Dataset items
________________________

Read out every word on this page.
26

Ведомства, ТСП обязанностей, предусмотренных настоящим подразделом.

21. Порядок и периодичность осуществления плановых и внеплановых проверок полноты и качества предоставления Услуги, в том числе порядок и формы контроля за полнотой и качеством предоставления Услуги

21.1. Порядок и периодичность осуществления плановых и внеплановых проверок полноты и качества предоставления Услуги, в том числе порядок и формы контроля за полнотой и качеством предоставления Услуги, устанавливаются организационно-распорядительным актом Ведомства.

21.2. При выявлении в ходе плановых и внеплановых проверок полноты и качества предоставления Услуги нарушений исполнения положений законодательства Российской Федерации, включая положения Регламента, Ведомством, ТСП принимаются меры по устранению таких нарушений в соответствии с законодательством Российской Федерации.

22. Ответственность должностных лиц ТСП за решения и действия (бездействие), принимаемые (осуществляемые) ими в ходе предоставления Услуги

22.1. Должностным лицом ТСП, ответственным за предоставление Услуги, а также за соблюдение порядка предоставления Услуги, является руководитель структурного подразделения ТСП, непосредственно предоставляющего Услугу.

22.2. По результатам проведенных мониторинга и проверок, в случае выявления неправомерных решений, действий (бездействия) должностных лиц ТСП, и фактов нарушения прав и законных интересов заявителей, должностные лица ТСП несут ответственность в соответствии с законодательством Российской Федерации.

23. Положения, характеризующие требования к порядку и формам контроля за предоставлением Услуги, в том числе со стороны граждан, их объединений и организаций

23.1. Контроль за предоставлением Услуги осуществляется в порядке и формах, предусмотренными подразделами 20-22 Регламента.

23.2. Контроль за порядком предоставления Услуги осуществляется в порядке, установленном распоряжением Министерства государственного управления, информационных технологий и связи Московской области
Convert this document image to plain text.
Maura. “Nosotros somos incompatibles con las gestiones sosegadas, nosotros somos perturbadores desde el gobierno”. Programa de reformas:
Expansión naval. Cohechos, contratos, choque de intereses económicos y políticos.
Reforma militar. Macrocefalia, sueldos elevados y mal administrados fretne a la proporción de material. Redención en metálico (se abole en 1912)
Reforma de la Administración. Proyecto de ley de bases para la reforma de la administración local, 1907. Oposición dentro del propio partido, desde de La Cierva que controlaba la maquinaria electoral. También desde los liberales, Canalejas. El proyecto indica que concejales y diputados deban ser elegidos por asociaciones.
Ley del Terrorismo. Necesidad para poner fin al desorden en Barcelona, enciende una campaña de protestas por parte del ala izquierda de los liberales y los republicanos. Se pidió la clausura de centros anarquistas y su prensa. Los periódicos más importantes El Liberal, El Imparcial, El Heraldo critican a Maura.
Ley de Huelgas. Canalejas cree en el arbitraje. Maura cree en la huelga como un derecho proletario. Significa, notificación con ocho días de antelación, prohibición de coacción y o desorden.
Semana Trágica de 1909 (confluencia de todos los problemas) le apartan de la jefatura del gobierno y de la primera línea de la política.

________________________

What to work on: Extract all of the data above and output it character for character.

Response to this exercise:
Read out every word on this page.
26

Ведомства, ТСП обязанностей, предусмотренных настоящим подразделом.

21. Порядок и периодичность осуществления плановых и внеплановых проверок полноты и качества предоставления Услуги, в том числе порядок и формы контроля за полнотой и качеством предоставления Услуги

21.1. Порядок и периодичность осуществления плановых и внеплановых проверок полноты и качества предоставления Услуги, в том числе порядок и формы контроля за полнотой и качеством предоставления Услуги, устанавливаются организационно-распорядительным актом Ведомства.

21.2. При выявлении в ходе плановых и внеплановых проверок полноты и качества предоставления Услуги нарушений исполнения положений законодательства Российской Федерации, включая положения Регламента, Ведомством, ТСП принимаются меры по устранению таких нарушений в соответствии с законодательством Российской Федерации.

22. Ответственность должностных лиц ТСП за решения и действия (бездействие), принимаемые (осуществляемые) ими в ходе предоставления Услуги

22.1. Должностным лицом ТСП, ответственным за предоставление Услуги, а также за соблюдение порядка предоставления Услуги, является руководитель структурного подразделения ТСП, непосредственно предоставляющего Услугу.

22.2. По результатам проведенных мониторинга и проверок, в случае выявления неправомерных решений, действий (бездействия) должностных лиц ТСП, и фактов нарушения прав и законных интересов заявителей, должностные лица ТСП несут ответственность в соответствии с законодательством Российской Федерации.

23. Положения, характеризующие требования к порядку и формам контроля за предоставлением Услуги, в том числе со стороны граждан, их объединений и организаций

23.1. Контроль за предоставлением Услуги осуществляется в порядке и формах, предусмотренными подразделами 20-22 Регламента.

23.2. Контроль за порядком предоставления Услуги осуществляется в порядке, установленном распоряжением Министерства государственного управления, информационных технологий и связи Московской области
Convert this document image to plain text.
Maura. “Nosotros somos incompatibles con las gestiones sosegadas, nosotros somos perturbadores desde el gobierno”. Programa de reformas:
Expansión naval. Cohechos, contratos, choque de intereses económicos y políticos.
Reforma militar. Macrocefalia, sueldos elevados y mal administrados fretne a la proporción de material. Redención en metálico (se abole en 1912)
Reforma de la Administración. Proyecto de ley de bases para la reforma de la administración local, 1907. Oposición dentro del propio partido, desde de La Cierva que controlaba la maquinaria electoral. También desde los liberales, Canalejas. El proyecto indica que concejales y diputados deban ser elegidos por asociaciones.
Ley del Terrorismo. Necesidad para poner fin al desorden en Barcelona, enciende una campaña de protestas por parte del ala izquierda de los liberales y los republicanos. Se pidió la clausura de centros anarquistas y su prensa. Los periódicos más importantes El Liberal, El Imparcial, El Heraldo critican a Maura.
Ley de Huelgas. Canalejas cree en el arbitraje. Maura cree en la huelga como un derecho proletario. Significa, notificación con ocho días de antelación, prohibición de coacción y o desorden.
Semana Trágica de 1909 (confluencia de todos los problemas) le apartan de la jefatura del gobierno y de la primera línea de la política.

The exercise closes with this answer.